WRITTEN REQUEST =
Take every line where the string "herved" appears and copy it.

Stored records:
◆ ◆ ◆ ◆ ◆ ◆ ◆

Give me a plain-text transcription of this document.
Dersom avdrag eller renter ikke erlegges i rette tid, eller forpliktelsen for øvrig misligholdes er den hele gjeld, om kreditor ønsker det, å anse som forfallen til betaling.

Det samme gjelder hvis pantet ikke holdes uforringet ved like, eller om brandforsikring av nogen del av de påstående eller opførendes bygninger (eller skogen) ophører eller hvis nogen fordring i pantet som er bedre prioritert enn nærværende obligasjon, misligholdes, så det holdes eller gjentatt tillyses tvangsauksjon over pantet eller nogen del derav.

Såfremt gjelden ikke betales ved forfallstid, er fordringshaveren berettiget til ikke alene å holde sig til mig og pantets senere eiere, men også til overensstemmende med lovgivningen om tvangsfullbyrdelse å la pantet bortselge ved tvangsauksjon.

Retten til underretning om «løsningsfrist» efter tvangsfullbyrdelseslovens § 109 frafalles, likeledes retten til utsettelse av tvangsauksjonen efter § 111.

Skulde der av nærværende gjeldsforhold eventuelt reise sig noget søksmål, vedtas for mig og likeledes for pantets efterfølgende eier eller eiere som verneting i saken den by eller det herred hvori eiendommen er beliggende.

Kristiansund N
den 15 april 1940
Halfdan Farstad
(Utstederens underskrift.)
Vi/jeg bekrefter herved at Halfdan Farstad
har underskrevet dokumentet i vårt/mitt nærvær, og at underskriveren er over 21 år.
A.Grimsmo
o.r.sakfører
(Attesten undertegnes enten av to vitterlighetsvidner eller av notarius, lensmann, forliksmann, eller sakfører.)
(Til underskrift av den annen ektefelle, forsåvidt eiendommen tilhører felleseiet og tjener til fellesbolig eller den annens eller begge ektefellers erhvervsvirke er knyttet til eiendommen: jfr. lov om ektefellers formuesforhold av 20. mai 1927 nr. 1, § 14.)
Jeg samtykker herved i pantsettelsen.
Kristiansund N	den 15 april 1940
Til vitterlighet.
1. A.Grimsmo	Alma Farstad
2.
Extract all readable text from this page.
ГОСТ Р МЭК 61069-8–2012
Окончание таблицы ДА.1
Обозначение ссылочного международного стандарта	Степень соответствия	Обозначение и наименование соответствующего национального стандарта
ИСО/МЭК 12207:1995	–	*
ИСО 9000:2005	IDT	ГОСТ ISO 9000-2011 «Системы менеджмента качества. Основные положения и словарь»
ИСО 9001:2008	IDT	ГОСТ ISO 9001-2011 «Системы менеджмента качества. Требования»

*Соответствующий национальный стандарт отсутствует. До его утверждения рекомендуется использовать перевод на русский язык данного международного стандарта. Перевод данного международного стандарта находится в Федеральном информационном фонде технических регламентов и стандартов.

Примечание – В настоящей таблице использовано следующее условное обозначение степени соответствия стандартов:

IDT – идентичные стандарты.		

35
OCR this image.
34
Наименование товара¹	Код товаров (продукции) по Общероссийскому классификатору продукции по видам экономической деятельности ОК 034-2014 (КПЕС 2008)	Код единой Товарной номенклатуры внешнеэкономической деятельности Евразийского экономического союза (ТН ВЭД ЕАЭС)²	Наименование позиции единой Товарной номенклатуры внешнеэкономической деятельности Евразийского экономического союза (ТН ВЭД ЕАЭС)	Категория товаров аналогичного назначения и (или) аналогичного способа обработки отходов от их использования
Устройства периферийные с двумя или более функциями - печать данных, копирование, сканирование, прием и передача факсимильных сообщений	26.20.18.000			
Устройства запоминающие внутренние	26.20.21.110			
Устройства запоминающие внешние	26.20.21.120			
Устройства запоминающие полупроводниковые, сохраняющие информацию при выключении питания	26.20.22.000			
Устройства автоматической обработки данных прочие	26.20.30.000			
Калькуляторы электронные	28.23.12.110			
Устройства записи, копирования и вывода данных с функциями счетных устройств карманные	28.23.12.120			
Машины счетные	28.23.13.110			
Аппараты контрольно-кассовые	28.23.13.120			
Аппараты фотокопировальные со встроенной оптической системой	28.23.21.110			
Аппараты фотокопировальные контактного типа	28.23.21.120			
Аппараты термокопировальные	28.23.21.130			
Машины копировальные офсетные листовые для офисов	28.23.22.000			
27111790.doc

◆ ◆ ◆ ◆ ◆ ◆ ◆

TASK OUTPUT =
Vi/jeg bekrefter herved at Halfdan Farstad
Jeg samtykker herved i pantsettelsen.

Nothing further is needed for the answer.